◆ MATERIAL PROVIDED ◆
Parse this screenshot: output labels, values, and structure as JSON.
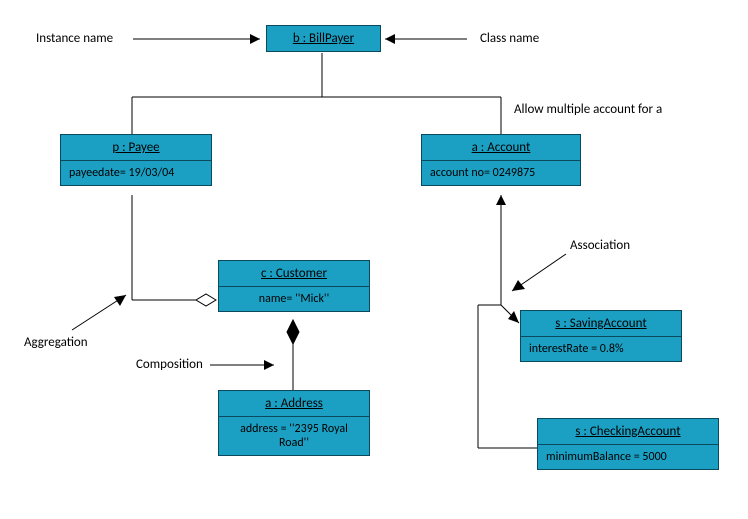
{
  "labels": {
    "instanceName": "Instance name",
    "className": "Class name",
    "allowMultiple": "Allow multiple account for a",
    "association": "Association",
    "aggregation": "Aggregation",
    "composition": "Composition"
  },
  "objects": {
    "billPayer": {
      "header": "b : BillPayer"
    },
    "payee": {
      "header": "p : Payee",
      "attr": "payeedate= 19/03/04"
    },
    "account": {
      "header": "a : Account",
      "attr": "account no= 0249875"
    },
    "customer": {
      "header": "c : Customer",
      "attr": "name= ''Mick''"
    },
    "address": {
      "header": "a : Address",
      "attr": "address = ''2395 Royal Road''"
    },
    "saving": {
      "header": "s : SavingAccount",
      "attr": "interestRate = 0.8%"
    },
    "checking": {
      "header": "s : CheckingAccount",
      "attr": "minimumBalance = 5000"
    }
  }
}
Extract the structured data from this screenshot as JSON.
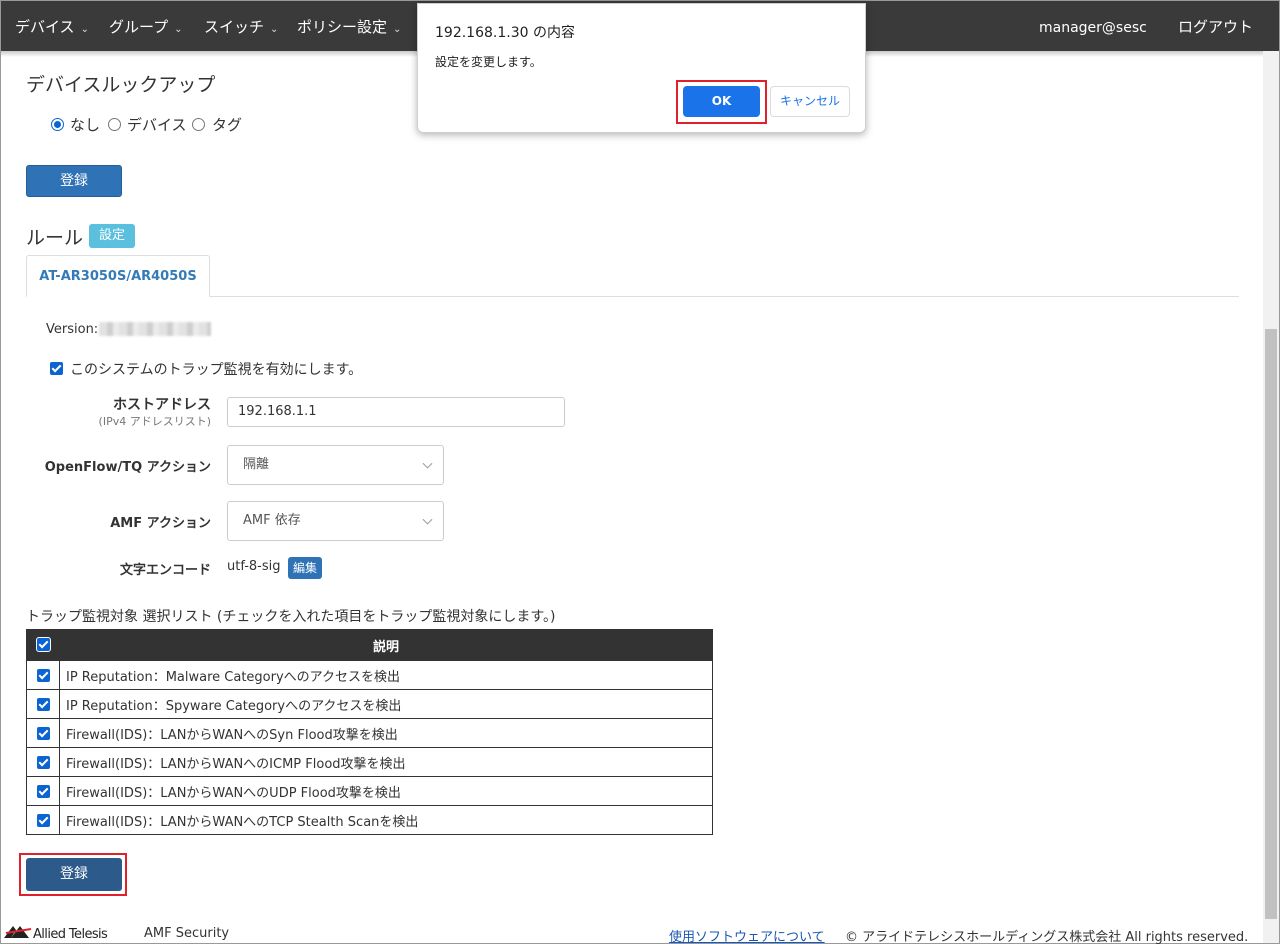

◆ REQUIRED TASK ◆
Exactly reproduce the entries above, minus the pictures.

◆ WRITTEN ANSWER ◆
Parse this screenshot: output labels, values, and structure as JSON.
{
  "labels": {
    "instanceName": "Instance name",
    "className": "Class name",
    "allowMultiple": "Allow multiple account for a",
    "association": "Association",
    "aggregation": "Aggregation",
    "composition": "Composition"
  },
  "objects": {
    "billPayer": {
      "header": "b : BillPayer"
    },
    "payee": {
      "header": "p : Payee",
      "attr": "payeedate= 19/03/04"
    },
    "account": {
      "header": "a : Account",
      "attr": "account no= 0249875"
    },
    "customer": {
      "header": "c : Customer",
      "attr": "name= ''Mick''"
    },
    "address": {
      "header": "a : Address",
      "attr": "address = ''2395 Royal Road''"
    },
    "saving": {
      "header": "s : SavingAccount",
      "attr": "interestRate = 0.8%"
    },
    "checking": {
      "header": "s : CheckingAccount",
      "attr": "minimumBalance = 5000"
    }
  }
}
Extract the structured data from this screenshot as JSON.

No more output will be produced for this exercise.